Figure collection entries
>> Start

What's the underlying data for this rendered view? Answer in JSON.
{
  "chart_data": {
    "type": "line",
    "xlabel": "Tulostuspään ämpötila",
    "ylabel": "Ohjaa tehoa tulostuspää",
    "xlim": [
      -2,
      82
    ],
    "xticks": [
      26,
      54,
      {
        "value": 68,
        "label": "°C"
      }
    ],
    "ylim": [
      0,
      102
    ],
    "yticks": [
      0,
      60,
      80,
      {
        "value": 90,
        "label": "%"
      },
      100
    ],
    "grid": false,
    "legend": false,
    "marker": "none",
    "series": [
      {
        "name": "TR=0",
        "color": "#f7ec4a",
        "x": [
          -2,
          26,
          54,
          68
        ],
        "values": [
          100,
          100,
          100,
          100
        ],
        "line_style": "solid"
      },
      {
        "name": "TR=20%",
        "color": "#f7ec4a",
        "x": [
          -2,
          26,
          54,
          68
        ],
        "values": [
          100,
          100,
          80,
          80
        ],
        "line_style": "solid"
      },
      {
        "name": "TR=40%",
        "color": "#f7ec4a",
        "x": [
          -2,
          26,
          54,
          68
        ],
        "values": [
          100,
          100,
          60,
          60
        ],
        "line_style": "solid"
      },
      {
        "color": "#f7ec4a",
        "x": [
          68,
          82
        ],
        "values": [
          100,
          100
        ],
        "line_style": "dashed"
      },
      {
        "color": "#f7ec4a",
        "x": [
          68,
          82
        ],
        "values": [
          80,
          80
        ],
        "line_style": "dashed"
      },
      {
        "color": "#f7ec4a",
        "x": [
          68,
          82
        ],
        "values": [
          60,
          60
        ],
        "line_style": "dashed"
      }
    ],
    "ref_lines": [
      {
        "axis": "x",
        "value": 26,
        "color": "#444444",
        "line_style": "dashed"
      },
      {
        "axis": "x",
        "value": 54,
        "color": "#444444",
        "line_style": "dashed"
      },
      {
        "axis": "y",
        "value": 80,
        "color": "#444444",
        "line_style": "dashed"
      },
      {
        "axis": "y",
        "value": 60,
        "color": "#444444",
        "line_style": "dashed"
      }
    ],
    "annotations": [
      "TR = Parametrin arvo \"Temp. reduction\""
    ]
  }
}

>> End

## What is required
Copy out every entry again, exactly as it was given.

## Response to the exercise
What's the underlying data for this rendered view? Answer in JSON.
{
  "chart_data": {
    "type": "line",
    "xlabel": "Tulostuspään ämpötila",
    "ylabel": "Ohjaa tehoa tulostuspää",
    "xlim": [
      -2,
      82
    ],
    "xticks": [
      26,
      54,
      {
        "value": 68,
        "label": "°C"
      }
    ],
    "ylim": [
      0,
      102
    ],
    "yticks": [
      0,
      60,
      80,
      {
        "value": 90,
        "label": "%"
      },
      100
    ],
    "grid": false,
    "legend": false,
    "marker": "none",
    "series": [
      {
        "name": "TR=0",
        "color": "#f7ec4a",
        "x": [
          -2,
          26,
          54,
          68
        ],
        "values": [
          100,
          100,
          100,
          100
        ],
        "line_style": "solid"
      },
      {
        "name": "TR=20%",
        "color": "#f7ec4a",
        "x": [
          -2,
          26,
          54,
          68
        ],
        "values": [
          100,
          100,
          80,
          80
        ],
        "line_style": "solid"
      },
      {
        "name": "TR=40%",
        "color": "#f7ec4a",
        "x": [
          -2,
          26,
          54,
          68
        ],
        "values": [
          100,
          100,
          60,
          60
        ],
        "line_style": "solid"
      },
      {
        "color": "#f7ec4a",
        "x": [
          68,
          82
        ],
        "values": [
          100,
          100
        ],
        "line_style": "dashed"
      },
      {
        "color": "#f7ec4a",
        "x": [
          68,
          82
        ],
        "values": [
          80,
          80
        ],
        "line_style": "dashed"
      },
      {
        "color": "#f7ec4a",
        "x": [
          68,
          82
        ],
        "values": [
          60,
          60
        ],
        "line_style": "dashed"
      }
    ],
    "ref_lines": [
      {
        "axis": "x",
        "value": 26,
        "color": "#444444",
        "line_style": "dashed"
      },
      {
        "axis": "x",
        "value": 54,
        "color": "#444444",
        "line_style": "dashed"
      },
      {
        "axis": "y",
        "value": 80,
        "color": "#444444",
        "line_style": "dashed"
      },
      {
        "axis": "y",
        "value": 60,
        "color": "#444444",
        "line_style": "dashed"
      }
    ],
    "annotations": [
      "TR = Parametrin arvo \"Temp. reduction\""
    ]
  }
}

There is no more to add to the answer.